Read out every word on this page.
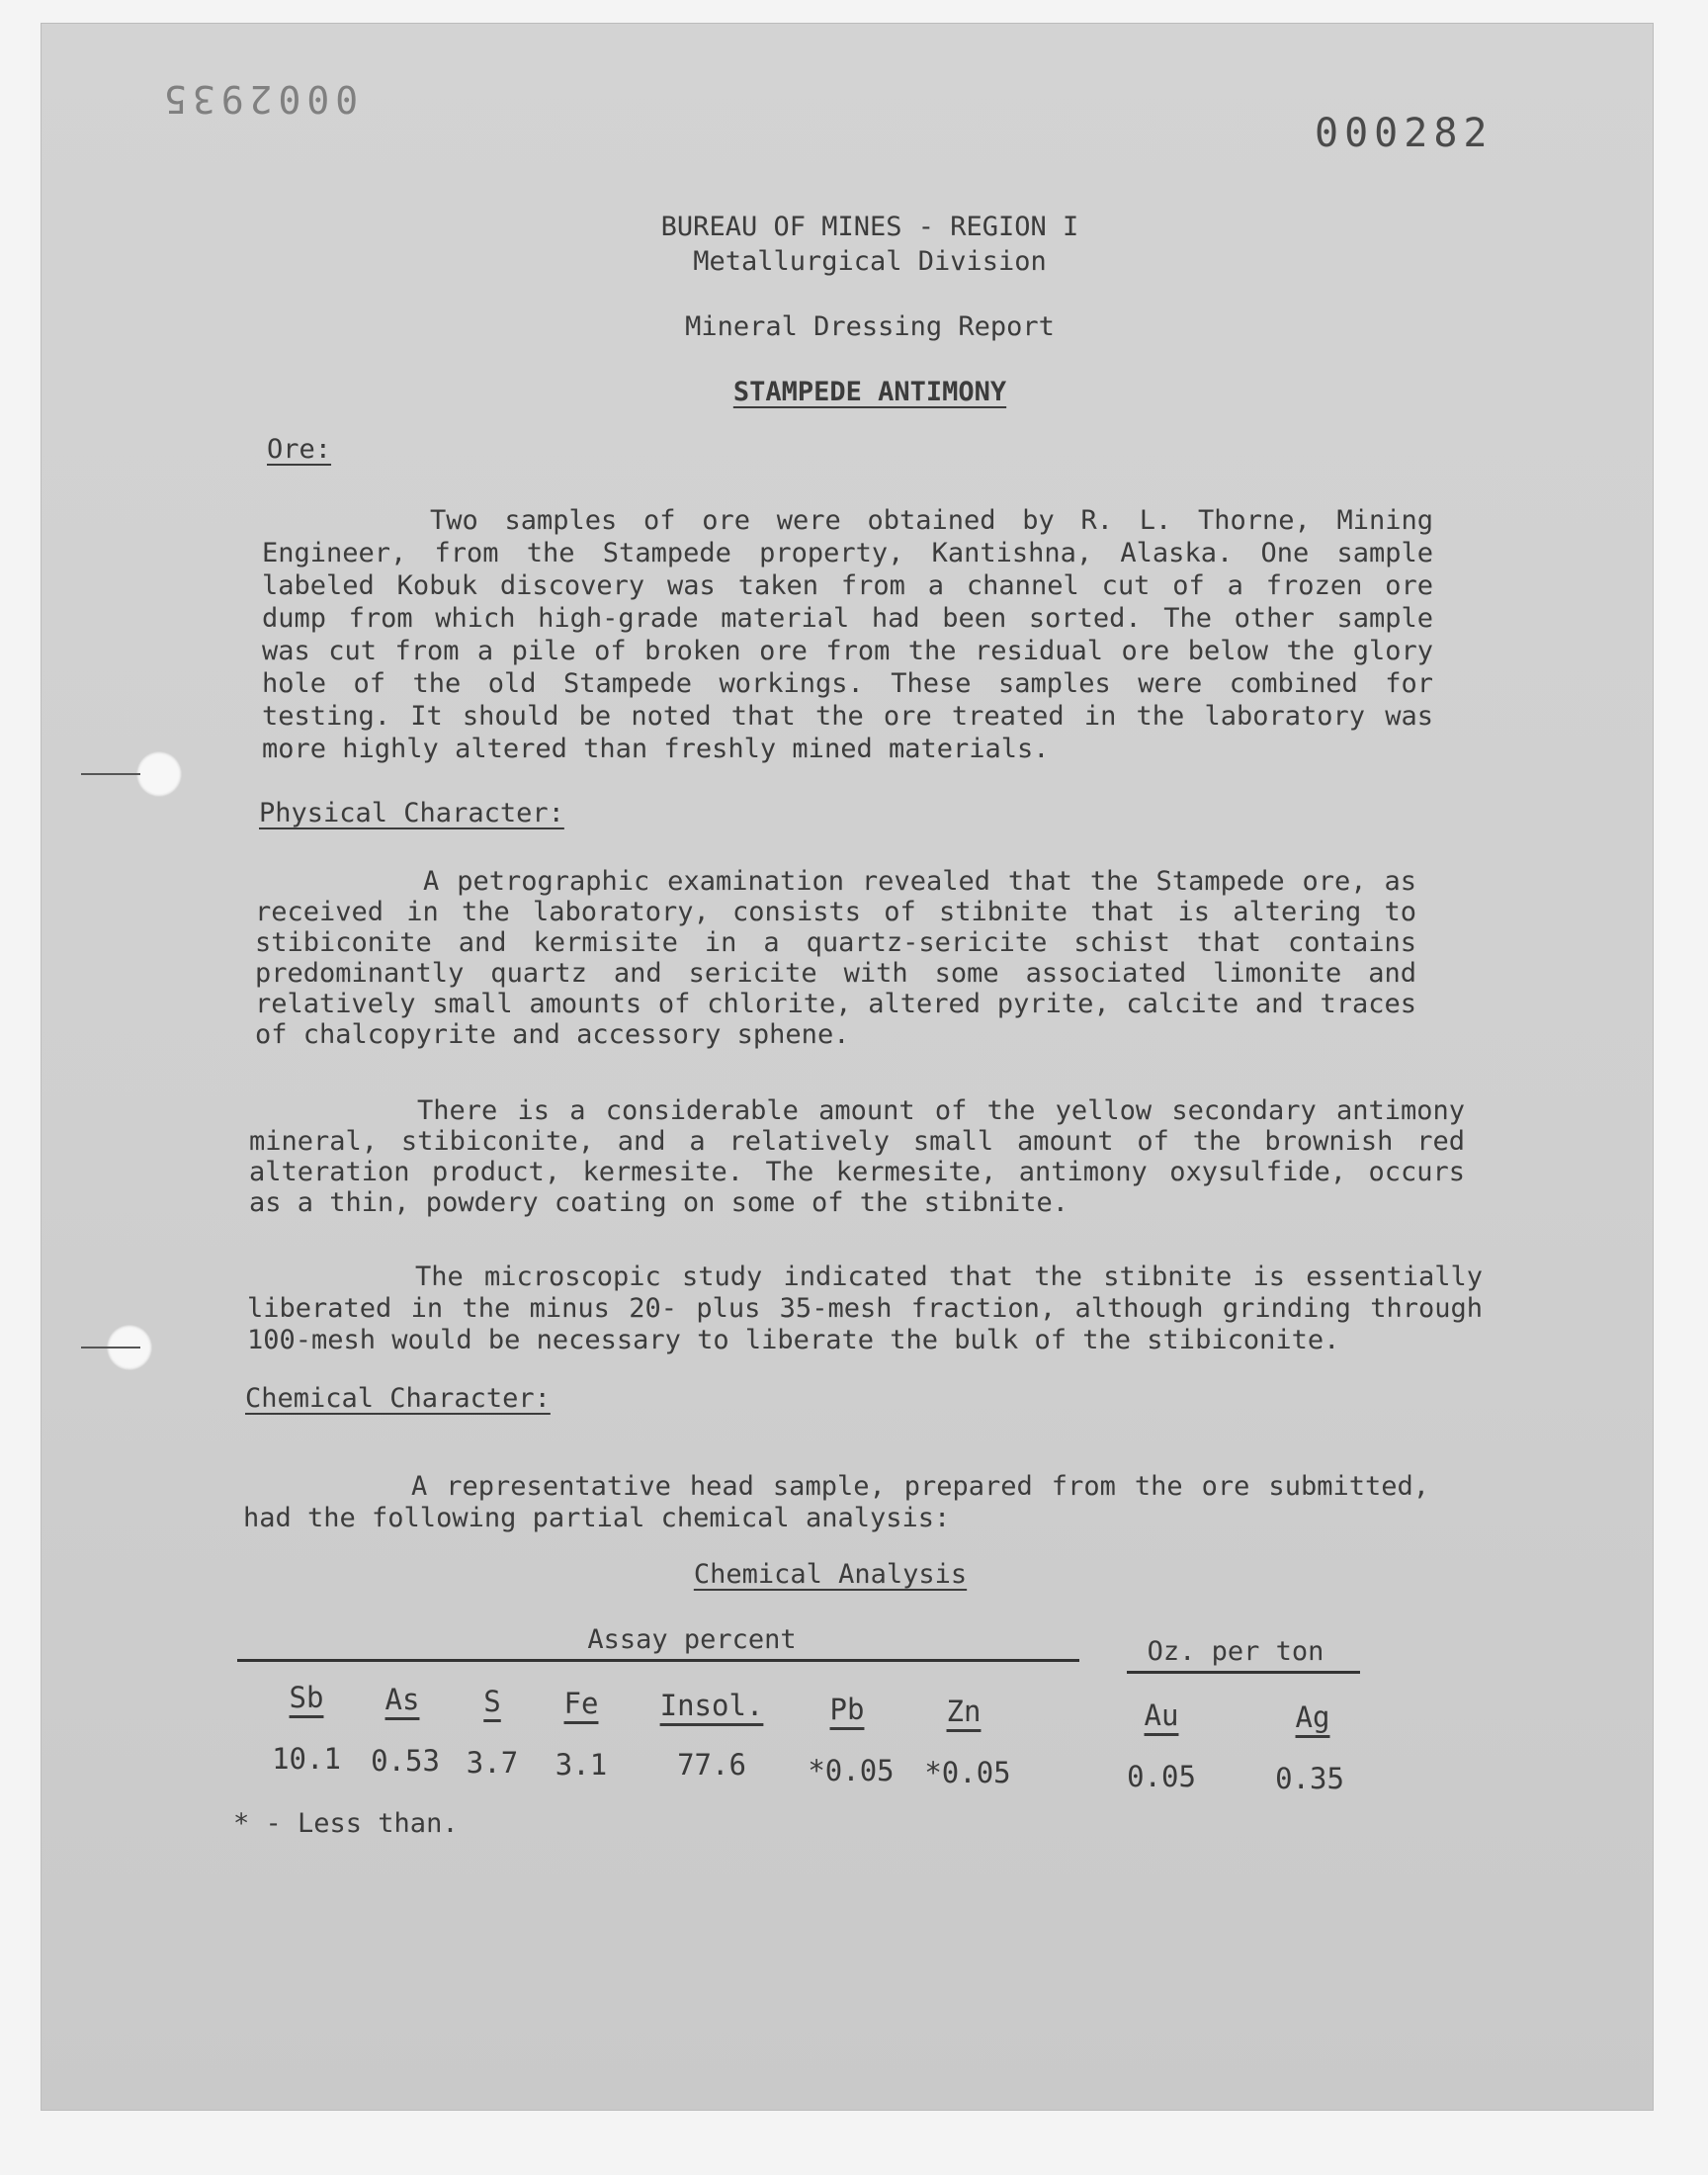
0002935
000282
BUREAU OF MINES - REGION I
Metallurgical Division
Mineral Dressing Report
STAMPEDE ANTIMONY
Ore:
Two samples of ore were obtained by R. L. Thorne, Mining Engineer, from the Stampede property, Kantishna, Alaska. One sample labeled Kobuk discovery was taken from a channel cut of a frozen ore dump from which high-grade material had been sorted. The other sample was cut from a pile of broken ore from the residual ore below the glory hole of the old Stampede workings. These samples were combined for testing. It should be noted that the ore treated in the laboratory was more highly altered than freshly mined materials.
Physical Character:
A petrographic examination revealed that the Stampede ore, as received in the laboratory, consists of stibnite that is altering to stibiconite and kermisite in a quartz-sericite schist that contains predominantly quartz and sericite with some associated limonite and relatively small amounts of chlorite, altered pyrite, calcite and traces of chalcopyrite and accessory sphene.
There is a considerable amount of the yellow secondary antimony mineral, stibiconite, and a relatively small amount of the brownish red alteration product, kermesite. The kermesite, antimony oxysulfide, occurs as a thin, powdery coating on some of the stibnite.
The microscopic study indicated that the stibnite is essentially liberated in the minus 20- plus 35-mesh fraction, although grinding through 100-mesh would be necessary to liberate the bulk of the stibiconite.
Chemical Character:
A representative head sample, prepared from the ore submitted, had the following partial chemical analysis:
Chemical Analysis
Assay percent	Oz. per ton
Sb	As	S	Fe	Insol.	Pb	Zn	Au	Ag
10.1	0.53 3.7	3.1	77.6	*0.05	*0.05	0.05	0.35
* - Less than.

----

(Work required): Search the entries above for "from". Show every line that has it.

(Response below):
Two samples of ore were obtained by R. L. Thorne, Mining Engineer, from the Stampede property, Kantishna, Alaska. One sample labeled Kobuk discovery was taken from a channel cut of a frozen ore dump from which high-grade material had been sorted. The other sample was cut from a pile of broken ore from the residual ore below the glory hole of the old Stampede workings. These samples were combined for testing. It should be noted that the ore treated in the laboratory was more highly altered than freshly mined materials.
A representative head sample, prepared from the ore submitted, had the following partial chemical analysis:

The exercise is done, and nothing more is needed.